[Raw records]
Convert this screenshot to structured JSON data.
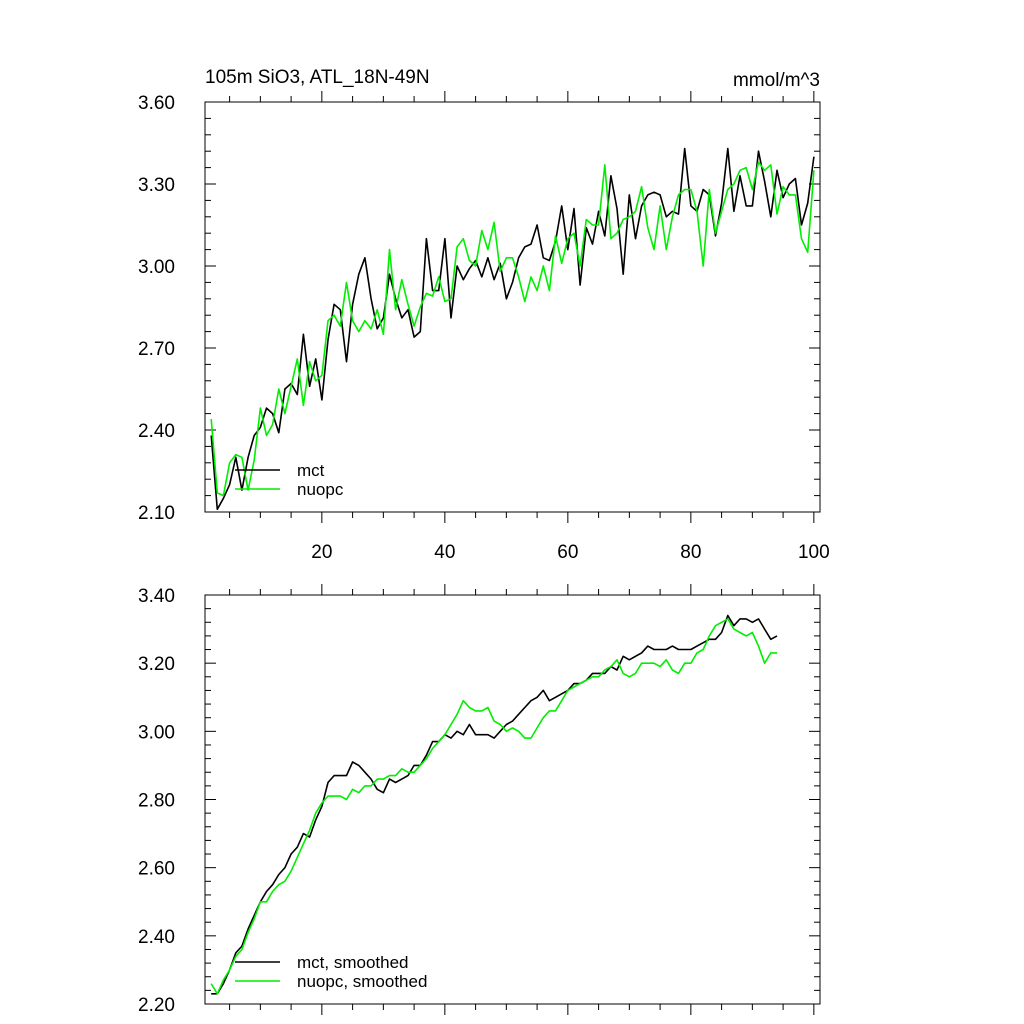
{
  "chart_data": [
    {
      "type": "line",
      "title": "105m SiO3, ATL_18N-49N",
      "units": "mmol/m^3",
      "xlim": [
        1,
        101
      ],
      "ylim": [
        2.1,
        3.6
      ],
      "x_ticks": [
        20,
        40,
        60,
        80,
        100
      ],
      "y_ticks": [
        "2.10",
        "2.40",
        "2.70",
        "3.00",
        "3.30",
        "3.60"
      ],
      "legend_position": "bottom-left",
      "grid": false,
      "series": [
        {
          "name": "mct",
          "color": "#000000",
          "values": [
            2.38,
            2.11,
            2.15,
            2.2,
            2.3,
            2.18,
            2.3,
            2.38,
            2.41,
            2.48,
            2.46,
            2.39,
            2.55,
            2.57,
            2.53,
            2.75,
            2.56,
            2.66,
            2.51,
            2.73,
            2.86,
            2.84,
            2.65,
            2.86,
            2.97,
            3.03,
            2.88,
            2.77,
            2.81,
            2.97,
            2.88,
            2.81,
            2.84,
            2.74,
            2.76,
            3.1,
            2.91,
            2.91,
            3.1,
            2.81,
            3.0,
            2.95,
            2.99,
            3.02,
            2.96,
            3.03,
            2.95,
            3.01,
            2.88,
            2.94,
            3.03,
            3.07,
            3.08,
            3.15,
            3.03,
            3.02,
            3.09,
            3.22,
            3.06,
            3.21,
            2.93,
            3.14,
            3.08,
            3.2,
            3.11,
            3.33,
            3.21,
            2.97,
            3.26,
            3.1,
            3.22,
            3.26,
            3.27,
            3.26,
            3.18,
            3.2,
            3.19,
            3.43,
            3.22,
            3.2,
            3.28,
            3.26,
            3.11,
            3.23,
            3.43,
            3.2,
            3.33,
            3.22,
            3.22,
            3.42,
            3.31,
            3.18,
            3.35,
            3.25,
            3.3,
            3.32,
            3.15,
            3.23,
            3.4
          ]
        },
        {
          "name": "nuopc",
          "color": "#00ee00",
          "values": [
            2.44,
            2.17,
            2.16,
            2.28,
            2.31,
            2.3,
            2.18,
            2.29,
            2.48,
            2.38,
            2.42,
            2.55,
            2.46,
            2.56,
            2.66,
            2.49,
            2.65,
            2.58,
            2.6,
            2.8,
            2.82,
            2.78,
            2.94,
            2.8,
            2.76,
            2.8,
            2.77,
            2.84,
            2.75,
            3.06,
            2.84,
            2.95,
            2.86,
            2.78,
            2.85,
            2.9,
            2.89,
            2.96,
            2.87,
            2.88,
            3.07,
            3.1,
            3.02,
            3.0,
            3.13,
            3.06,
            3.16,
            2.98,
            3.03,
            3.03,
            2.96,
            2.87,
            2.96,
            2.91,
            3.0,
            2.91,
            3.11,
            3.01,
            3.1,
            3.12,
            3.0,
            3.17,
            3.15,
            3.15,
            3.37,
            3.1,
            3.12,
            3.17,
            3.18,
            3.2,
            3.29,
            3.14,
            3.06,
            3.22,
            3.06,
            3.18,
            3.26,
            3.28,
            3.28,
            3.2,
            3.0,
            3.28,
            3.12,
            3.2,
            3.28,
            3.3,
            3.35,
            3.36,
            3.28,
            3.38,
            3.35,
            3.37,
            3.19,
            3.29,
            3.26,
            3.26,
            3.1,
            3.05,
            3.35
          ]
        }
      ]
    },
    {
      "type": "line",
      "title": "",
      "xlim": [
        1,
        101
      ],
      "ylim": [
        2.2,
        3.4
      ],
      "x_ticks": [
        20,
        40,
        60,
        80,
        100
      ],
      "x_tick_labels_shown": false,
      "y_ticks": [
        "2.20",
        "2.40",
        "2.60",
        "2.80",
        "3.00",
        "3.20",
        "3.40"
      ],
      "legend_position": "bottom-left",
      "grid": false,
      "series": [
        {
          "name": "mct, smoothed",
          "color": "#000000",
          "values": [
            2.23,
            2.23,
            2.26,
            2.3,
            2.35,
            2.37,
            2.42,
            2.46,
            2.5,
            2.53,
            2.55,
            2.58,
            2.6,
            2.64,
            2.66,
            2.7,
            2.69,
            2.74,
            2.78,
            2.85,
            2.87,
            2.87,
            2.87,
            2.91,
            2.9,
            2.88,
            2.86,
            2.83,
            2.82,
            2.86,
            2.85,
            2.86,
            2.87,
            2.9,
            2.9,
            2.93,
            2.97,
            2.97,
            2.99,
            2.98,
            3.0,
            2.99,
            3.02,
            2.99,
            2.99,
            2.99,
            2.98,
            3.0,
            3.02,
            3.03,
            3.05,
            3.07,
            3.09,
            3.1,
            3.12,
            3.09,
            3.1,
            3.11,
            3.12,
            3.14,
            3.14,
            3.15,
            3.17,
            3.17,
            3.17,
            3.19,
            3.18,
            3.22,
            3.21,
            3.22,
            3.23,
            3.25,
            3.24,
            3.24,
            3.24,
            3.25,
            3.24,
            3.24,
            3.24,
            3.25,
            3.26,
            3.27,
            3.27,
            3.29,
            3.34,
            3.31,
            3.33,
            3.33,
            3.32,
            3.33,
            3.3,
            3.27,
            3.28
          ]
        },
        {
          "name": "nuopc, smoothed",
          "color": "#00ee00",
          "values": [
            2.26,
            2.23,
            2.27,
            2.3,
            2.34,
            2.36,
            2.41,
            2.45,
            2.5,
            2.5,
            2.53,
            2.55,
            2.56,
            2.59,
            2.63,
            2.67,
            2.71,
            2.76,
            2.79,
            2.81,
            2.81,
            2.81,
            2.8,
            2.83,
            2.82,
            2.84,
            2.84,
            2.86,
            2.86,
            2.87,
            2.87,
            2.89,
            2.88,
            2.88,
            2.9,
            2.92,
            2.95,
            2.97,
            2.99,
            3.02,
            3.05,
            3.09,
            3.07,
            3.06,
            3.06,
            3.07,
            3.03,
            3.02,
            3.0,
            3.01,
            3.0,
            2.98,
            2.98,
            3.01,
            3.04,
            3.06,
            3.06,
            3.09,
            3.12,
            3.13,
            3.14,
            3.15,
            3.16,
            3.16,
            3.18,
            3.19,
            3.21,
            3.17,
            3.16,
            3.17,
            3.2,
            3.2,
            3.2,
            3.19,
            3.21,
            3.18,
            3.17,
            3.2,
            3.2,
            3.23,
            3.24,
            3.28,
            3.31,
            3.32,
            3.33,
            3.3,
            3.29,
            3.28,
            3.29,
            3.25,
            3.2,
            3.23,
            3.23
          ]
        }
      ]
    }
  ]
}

→ Set exercise: Pull every line holding "name" out of the records.

→ Problem solution:
          "name": "mct",
          "name": "nuopc",
          "name": "mct, smoothed",
          "name": "nuopc, smoothed",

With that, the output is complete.